● WHAT IS EXPECTED
Locate each line of the material that contains "this", then return it.
=== RECORD EXTRACTS ===
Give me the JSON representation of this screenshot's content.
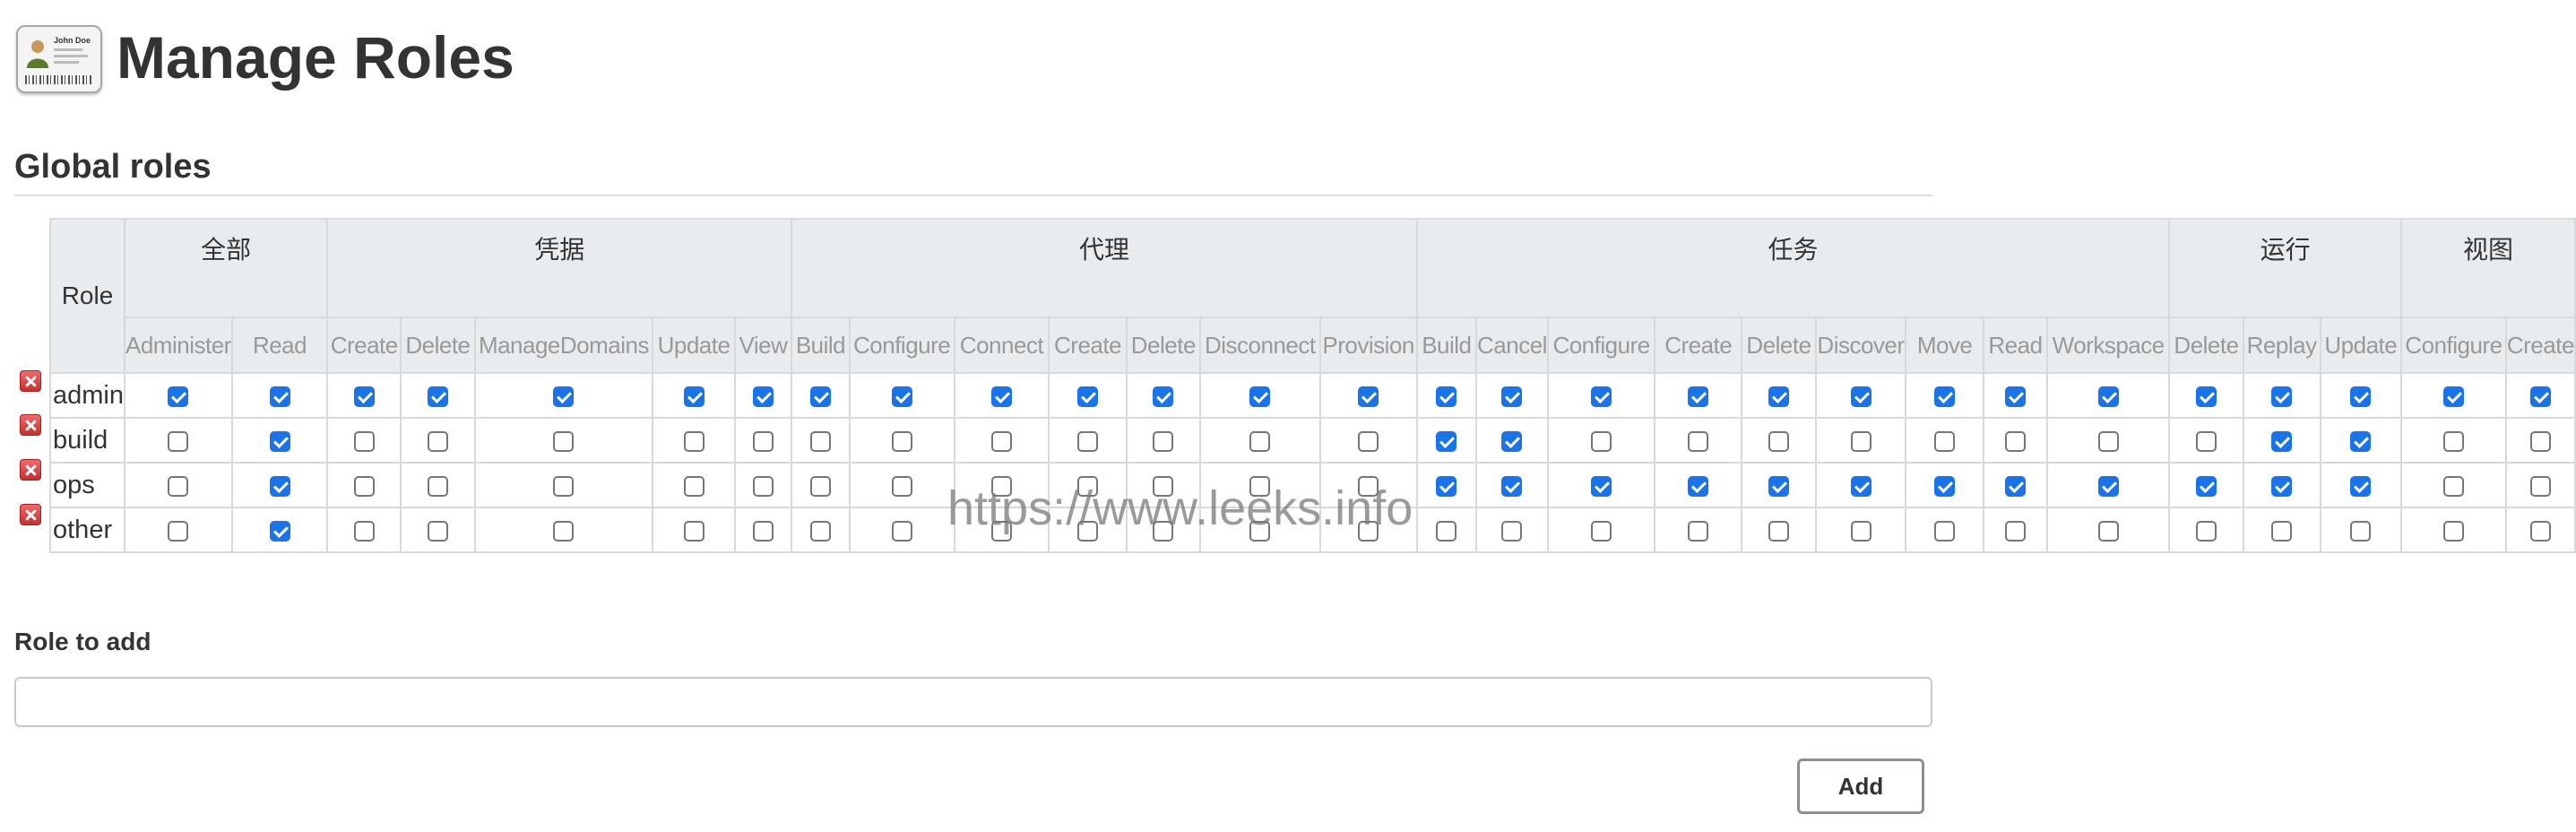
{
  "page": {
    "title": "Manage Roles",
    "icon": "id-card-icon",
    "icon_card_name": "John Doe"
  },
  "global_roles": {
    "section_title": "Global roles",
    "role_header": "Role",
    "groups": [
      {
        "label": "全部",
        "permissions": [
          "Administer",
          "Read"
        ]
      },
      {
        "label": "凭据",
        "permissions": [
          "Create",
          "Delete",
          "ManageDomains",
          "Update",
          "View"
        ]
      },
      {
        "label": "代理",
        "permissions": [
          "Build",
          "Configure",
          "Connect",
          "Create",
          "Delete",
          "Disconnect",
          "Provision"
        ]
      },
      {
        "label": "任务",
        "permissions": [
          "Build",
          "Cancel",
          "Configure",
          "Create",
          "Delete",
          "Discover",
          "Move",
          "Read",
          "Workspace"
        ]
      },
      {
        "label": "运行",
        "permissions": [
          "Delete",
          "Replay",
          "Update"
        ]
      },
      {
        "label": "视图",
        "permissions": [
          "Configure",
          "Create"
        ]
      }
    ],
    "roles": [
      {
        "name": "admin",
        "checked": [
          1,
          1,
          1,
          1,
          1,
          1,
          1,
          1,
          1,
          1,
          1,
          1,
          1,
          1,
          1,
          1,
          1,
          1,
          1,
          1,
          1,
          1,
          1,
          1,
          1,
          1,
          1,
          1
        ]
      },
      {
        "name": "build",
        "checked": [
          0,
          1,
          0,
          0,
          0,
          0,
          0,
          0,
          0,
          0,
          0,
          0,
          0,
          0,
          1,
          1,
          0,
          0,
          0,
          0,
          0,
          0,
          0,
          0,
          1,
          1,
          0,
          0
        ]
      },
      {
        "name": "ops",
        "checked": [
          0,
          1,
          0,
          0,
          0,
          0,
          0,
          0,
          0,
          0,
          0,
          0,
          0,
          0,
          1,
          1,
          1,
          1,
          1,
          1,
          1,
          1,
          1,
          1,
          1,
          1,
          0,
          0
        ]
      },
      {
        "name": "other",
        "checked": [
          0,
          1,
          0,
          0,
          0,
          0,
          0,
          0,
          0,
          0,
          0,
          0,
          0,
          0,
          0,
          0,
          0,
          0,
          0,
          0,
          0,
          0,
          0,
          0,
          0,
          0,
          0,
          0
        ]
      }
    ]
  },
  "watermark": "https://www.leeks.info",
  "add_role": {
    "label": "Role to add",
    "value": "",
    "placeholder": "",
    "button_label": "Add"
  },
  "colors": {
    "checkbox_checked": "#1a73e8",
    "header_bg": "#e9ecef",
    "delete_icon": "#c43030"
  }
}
===
=== RECORD EXTRACTS ===
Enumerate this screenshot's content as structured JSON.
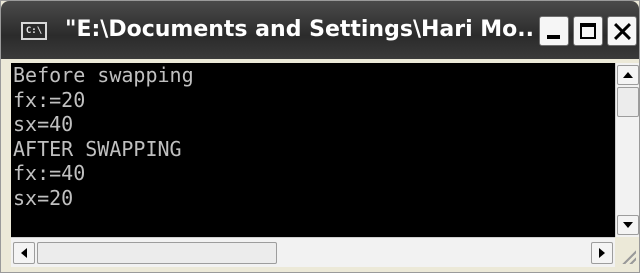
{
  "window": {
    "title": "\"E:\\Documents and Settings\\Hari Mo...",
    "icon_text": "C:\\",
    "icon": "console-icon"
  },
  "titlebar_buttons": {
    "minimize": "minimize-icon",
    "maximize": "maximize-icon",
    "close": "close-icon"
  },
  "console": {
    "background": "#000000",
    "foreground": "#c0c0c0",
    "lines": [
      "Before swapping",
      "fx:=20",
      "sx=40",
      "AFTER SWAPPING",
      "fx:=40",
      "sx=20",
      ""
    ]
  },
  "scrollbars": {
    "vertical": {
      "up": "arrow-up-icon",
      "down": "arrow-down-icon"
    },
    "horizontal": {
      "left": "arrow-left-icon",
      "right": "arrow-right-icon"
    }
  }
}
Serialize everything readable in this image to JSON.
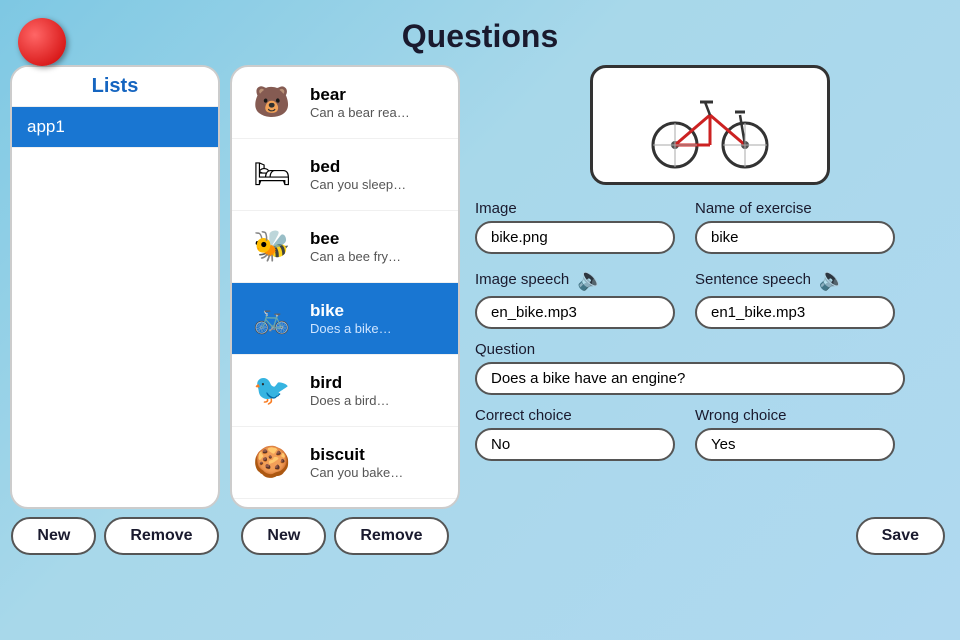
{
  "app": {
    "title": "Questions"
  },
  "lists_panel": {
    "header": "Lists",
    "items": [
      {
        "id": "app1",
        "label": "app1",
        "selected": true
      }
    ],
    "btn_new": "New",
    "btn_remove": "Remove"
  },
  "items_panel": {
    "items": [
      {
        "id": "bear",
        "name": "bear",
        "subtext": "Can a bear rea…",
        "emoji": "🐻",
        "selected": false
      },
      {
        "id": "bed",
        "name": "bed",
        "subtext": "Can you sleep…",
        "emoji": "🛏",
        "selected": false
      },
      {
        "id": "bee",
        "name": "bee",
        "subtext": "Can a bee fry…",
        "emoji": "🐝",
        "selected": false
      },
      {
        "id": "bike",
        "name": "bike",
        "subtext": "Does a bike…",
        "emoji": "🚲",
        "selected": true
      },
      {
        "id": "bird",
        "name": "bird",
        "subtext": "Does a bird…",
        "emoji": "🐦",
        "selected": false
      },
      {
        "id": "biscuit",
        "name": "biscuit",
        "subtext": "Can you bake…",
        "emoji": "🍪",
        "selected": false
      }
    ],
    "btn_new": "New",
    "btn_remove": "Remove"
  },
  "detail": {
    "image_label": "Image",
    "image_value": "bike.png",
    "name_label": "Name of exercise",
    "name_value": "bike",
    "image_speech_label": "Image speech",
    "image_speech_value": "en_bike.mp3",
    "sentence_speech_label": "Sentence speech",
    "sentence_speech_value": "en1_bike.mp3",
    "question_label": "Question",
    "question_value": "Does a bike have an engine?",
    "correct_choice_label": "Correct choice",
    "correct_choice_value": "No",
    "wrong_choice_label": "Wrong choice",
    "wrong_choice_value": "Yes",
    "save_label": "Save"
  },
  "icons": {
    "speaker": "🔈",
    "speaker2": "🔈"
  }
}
===
● ANSWER IN FULL
Give me the JSON representation of this screenshot's content.
Enumerate this screenshot's content as structured JSON.
Serialize everything readable in this image to JSON.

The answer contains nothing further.